*REQUIRED TASK*.
Where a line in the listing contains the string "Sukienka", copy that line out.

*DATA PROVIDED*.
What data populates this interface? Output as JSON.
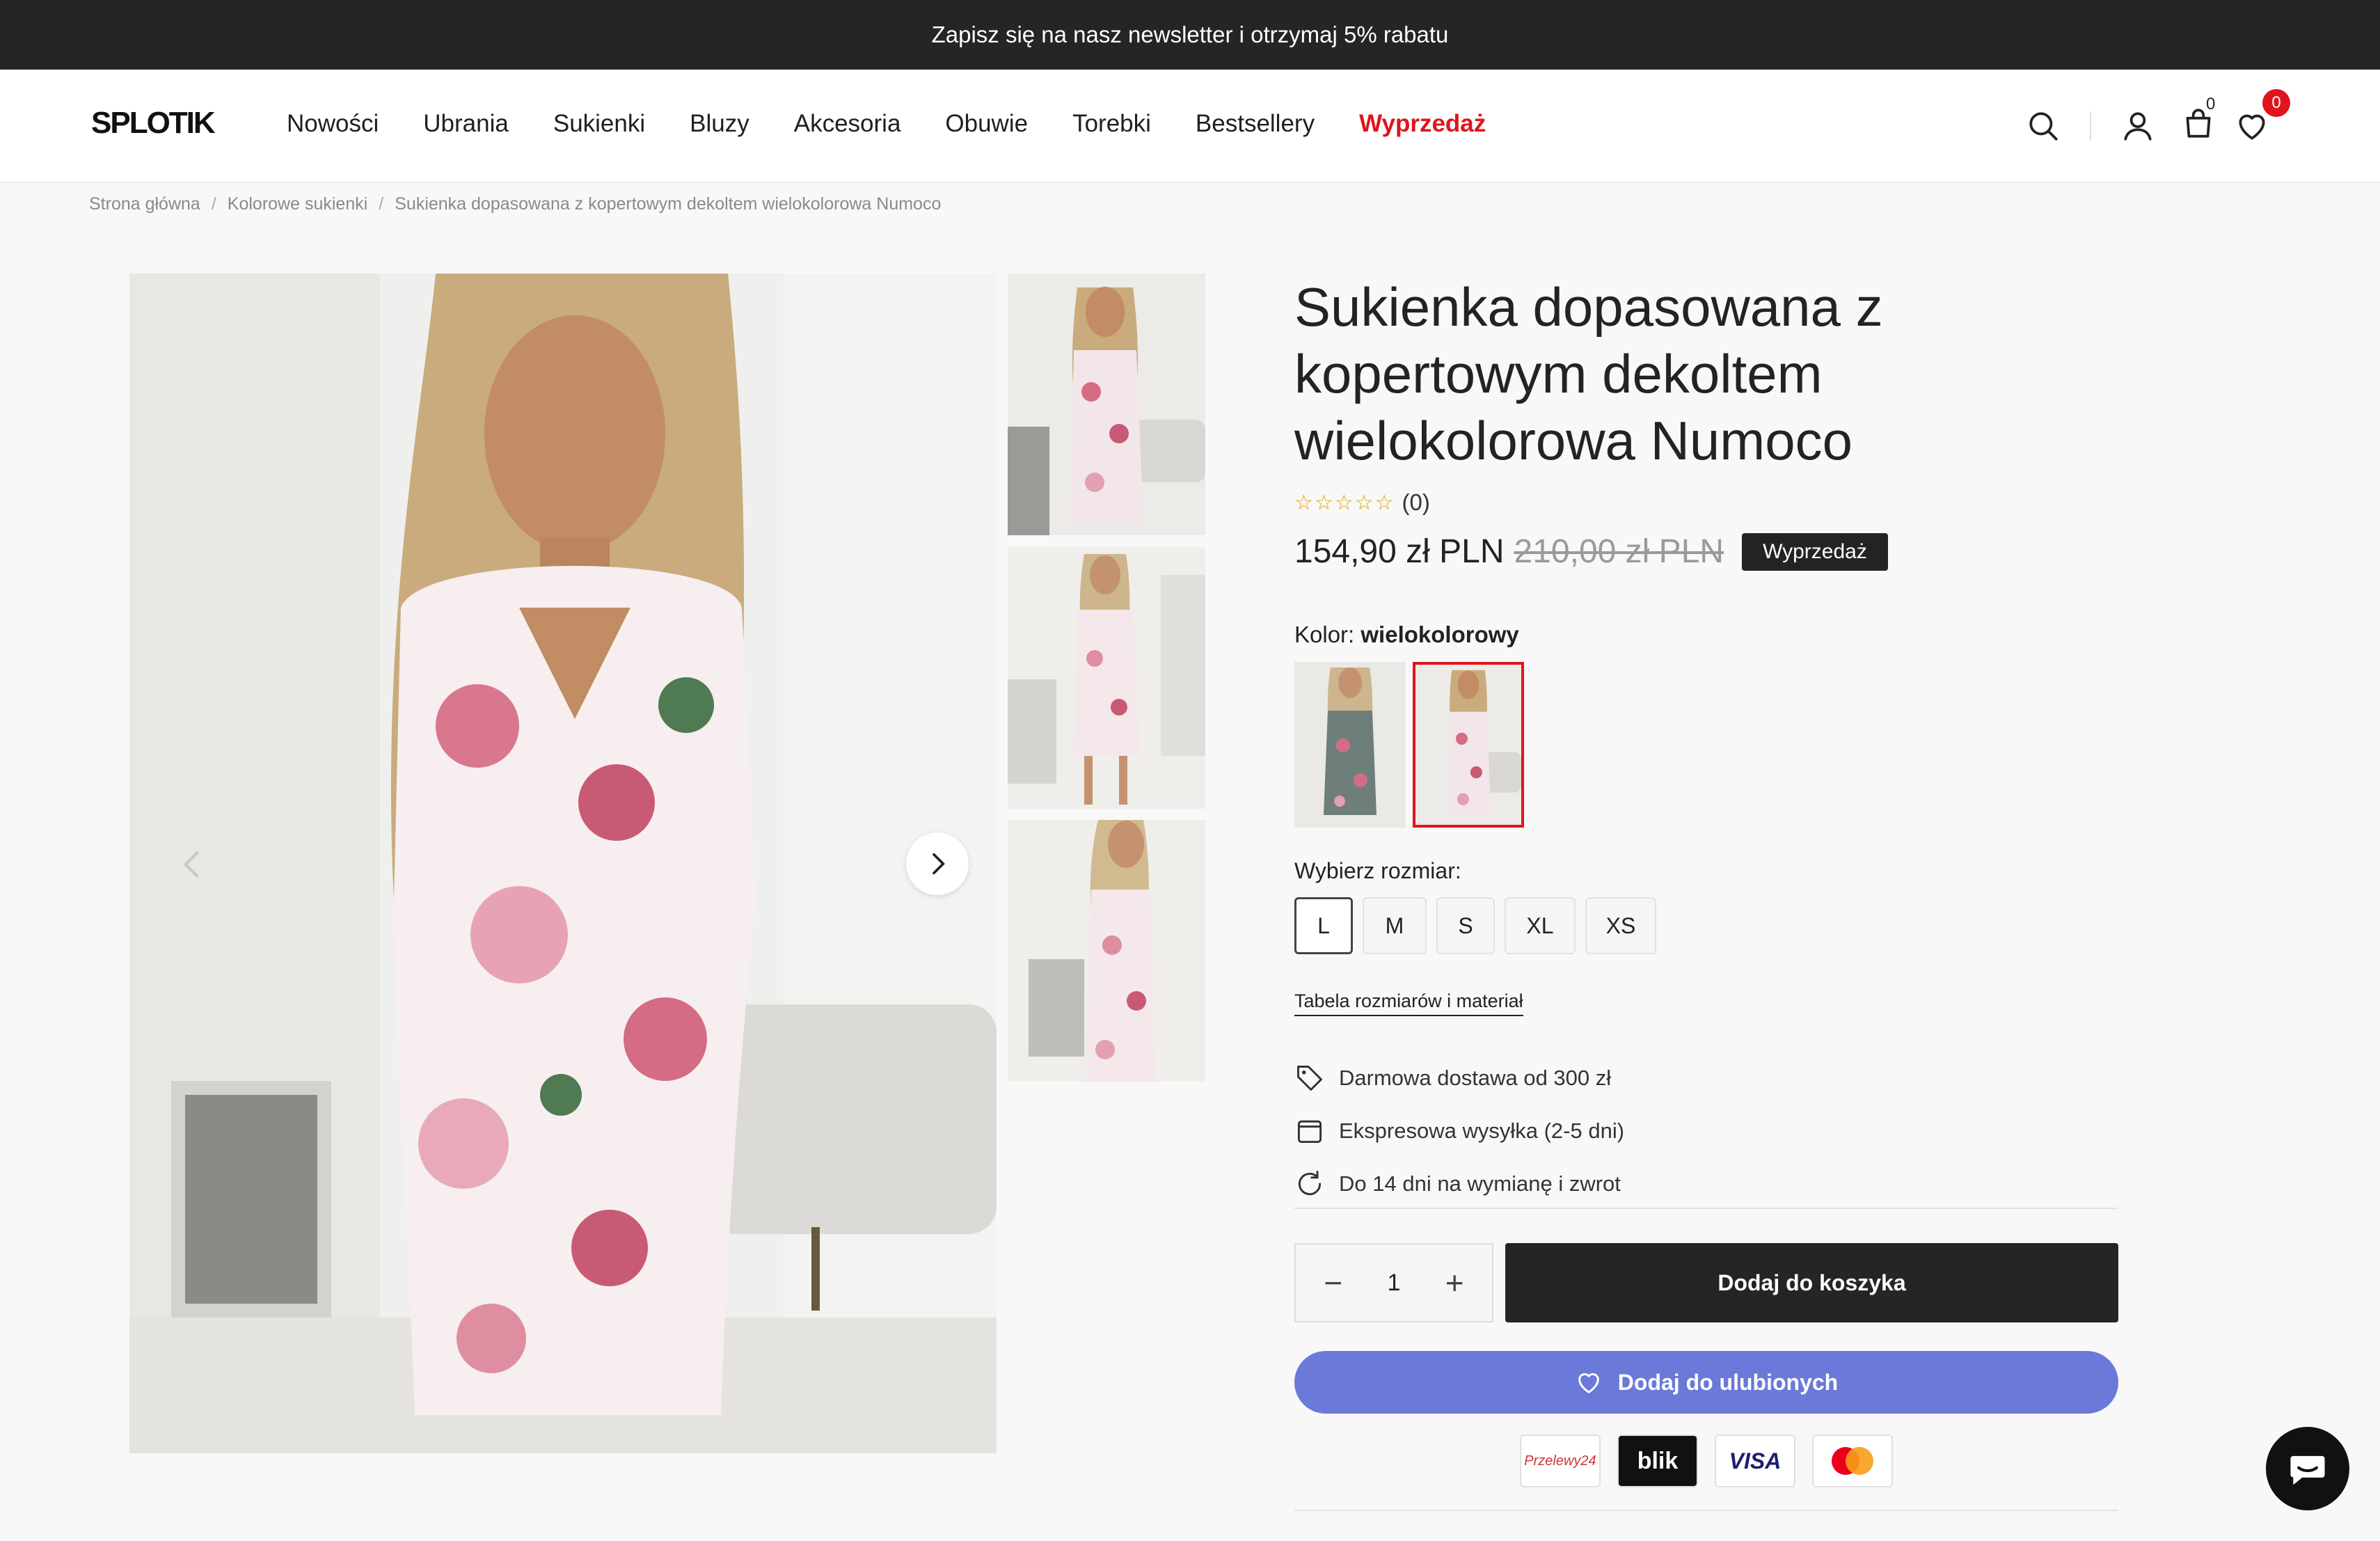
{
  "announcement": "Zapisz się na nasz newsletter i otrzymaj 5% rabatu",
  "header": {
    "logo": "SPLOTIK",
    "nav": [
      {
        "label": "Nowości"
      },
      {
        "label": "Ubrania"
      },
      {
        "label": "Sukienki"
      },
      {
        "label": "Bluzy"
      },
      {
        "label": "Akcesoria"
      },
      {
        "label": "Obuwie"
      },
      {
        "label": "Torebki"
      },
      {
        "label": "Bestsellery"
      },
      {
        "label": "Wyprzedaż",
        "highlight_color": "#e0141c"
      }
    ],
    "icons": [
      "search-icon",
      "account-icon",
      "bag-icon",
      "heart-icon"
    ],
    "cart_count": "0",
    "wishlist_count": "0"
  },
  "breadcrumb": [
    "Strona główna",
    "Kolorowe sukienki",
    "Sukienka dopasowana z kopertowym dekoltem wielokolorowa Numoco"
  ],
  "product": {
    "title": "Sukienka dopasowana z kopertowym dekoltem wielokolorowa Numoco",
    "rating_stars": 0,
    "rating_count": "(0)",
    "price": "154,90 zł PLN",
    "old_price": "210,00 zł PLN",
    "sale_badge": "Wyprzedaż",
    "color_label": "Kolor:",
    "color_value": "wielokolorowy",
    "size_label": "Wybierz rozmiar:",
    "sizes": [
      "L",
      "M",
      "S",
      "XL",
      "XS"
    ],
    "selected_size": "L",
    "size_table_link": "Tabela rozmiarów i materiał",
    "features": [
      {
        "icon": "tag-icon",
        "text": "Darmowa dostawa od 300 zł"
      },
      {
        "icon": "calendar-icon",
        "text": "Ekspresowa wysyłka (2-5 dni)"
      },
      {
        "icon": "refresh-icon",
        "text": "Do 14 dni na wymianę i zwrot"
      }
    ],
    "quantity": "1",
    "add_to_cart": "Dodaj do koszyka",
    "add_to_wishlist": "Dodaj do ulubionych",
    "wishlist_button_color": "#6b79d8",
    "payments": [
      "Przelewy24",
      "blik",
      "VISA",
      "mastercard"
    ]
  },
  "colors": {
    "accent_red": "#e0141c",
    "dark": "#252525"
  }
}
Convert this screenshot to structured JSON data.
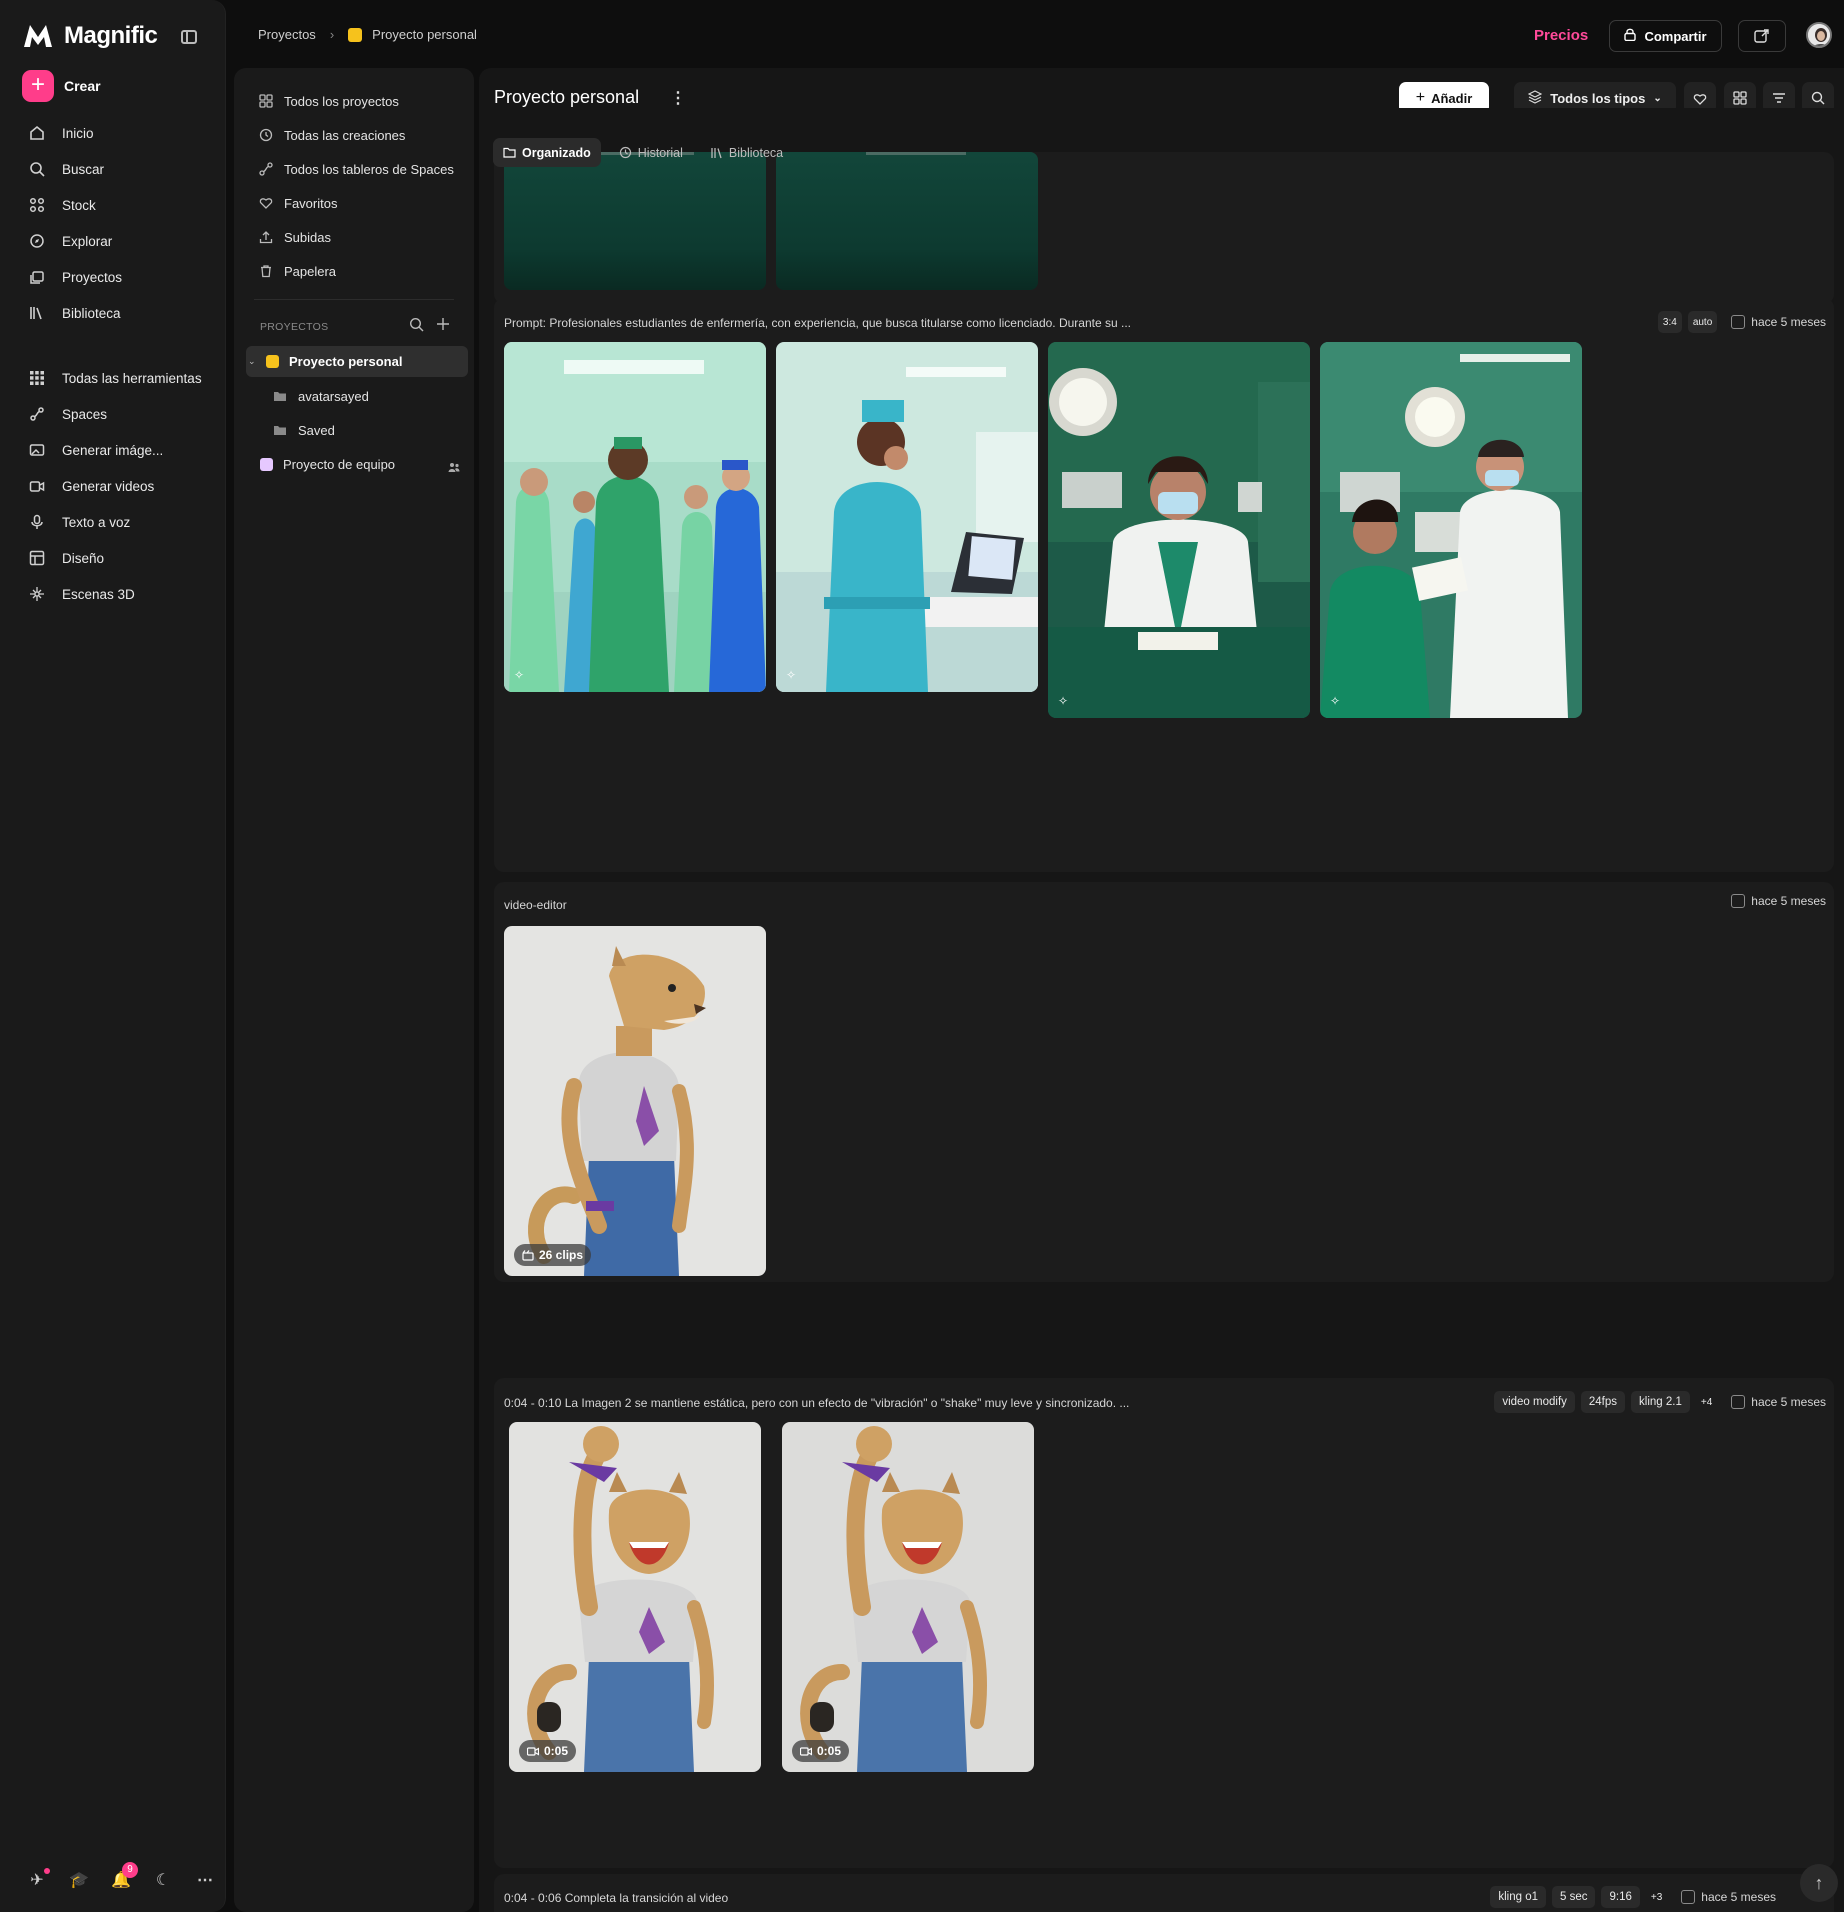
{
  "brand": {
    "name": "Magnific"
  },
  "sidebar": {
    "create_label": "Crear",
    "nav": [
      {
        "label": "Inicio",
        "icon": "home-icon"
      },
      {
        "label": "Buscar",
        "icon": "search-icon"
      },
      {
        "label": "Stock",
        "icon": "grid-icon"
      },
      {
        "label": "Explorar",
        "icon": "compass-icon"
      },
      {
        "label": "Proyectos",
        "icon": "folder-stack-icon"
      },
      {
        "label": "Biblioteca",
        "icon": "library-icon"
      }
    ],
    "tools": [
      {
        "label": "Todas las herramientas",
        "icon": "apps-icon"
      },
      {
        "label": "Spaces",
        "icon": "spaces-icon"
      },
      {
        "label": "Generar imáge...",
        "icon": "image-gen-icon"
      },
      {
        "label": "Generar videos",
        "icon": "video-gen-icon"
      },
      {
        "label": "Texto a voz",
        "icon": "microphone-icon"
      },
      {
        "label": "Diseño",
        "icon": "design-icon"
      },
      {
        "label": "Escenas 3D",
        "icon": "cube-icon"
      }
    ],
    "notifications_count": "9"
  },
  "breadcrumb": {
    "root": "Proyectos",
    "current": "Proyecto personal"
  },
  "topbar": {
    "pricing": "Precios",
    "share": "Compartir"
  },
  "project_panel": {
    "items": [
      {
        "label": "Todos los proyectos",
        "icon": "grid-icon"
      },
      {
        "label": "Todas las creaciones",
        "icon": "history-icon"
      },
      {
        "label": "Todos los tableros de Spaces",
        "icon": "spaces-icon"
      },
      {
        "label": "Favoritos",
        "icon": "heart-icon"
      },
      {
        "label": "Subidas",
        "icon": "upload-icon"
      },
      {
        "label": "Papelera",
        "icon": "trash-icon"
      }
    ],
    "section_label": "PROYECTOS",
    "projects": [
      {
        "label": "Proyecto personal",
        "color": "#f6c21c"
      },
      {
        "label": "avatarsayed"
      },
      {
        "label": "Saved"
      },
      {
        "label": "Proyecto de equipo",
        "color": "#e6c8ff"
      }
    ]
  },
  "main": {
    "title": "Proyecto personal",
    "add_label": "Añadir",
    "types_label": "Todos los tipos",
    "tabs": [
      "Organizado",
      "Historial",
      "Biblioteca"
    ],
    "groups": [
      {
        "prompt": "Prompt: Profesionales estudiantes de enfermería, con experiencia, que busca titularse como licenciado. Durante su ...",
        "tags": [
          "3:4",
          "auto"
        ],
        "time": "hace 5 meses"
      },
      {
        "prompt": "video-editor",
        "tags": [],
        "time": "hace 5 meses",
        "clip_badge": "26 clips"
      },
      {
        "prompt": "0:04 - 0:10 La Imagen 2 se mantiene estática, pero con un efecto de \"vibración\" o \"shake\" muy leve y sincronizado. ...",
        "tags": [
          "video modify",
          "24fps",
          "kling 2.1",
          "+4"
        ],
        "time": "hace 5 meses",
        "durations": [
          "0:05",
          "0:05"
        ]
      },
      {
        "prompt": "0:04 - 0:06 Completa la transición al video",
        "tags": [
          "kling o1",
          "5 sec",
          "9:16",
          "+3"
        ],
        "time": "hace 5 meses"
      }
    ]
  },
  "colors": {
    "accent": "#ff3d8a",
    "pricing": "#ff4a9a",
    "project_yellow": "#f6c21c"
  }
}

*FINAL RESULT*.
    "Sukienka dopasowana z kopertowym dekoltem wielokolorowa Numoco"
    "title": "Sukienka dopasowana z kopertowym dekoltem wielokolorowa Numoco",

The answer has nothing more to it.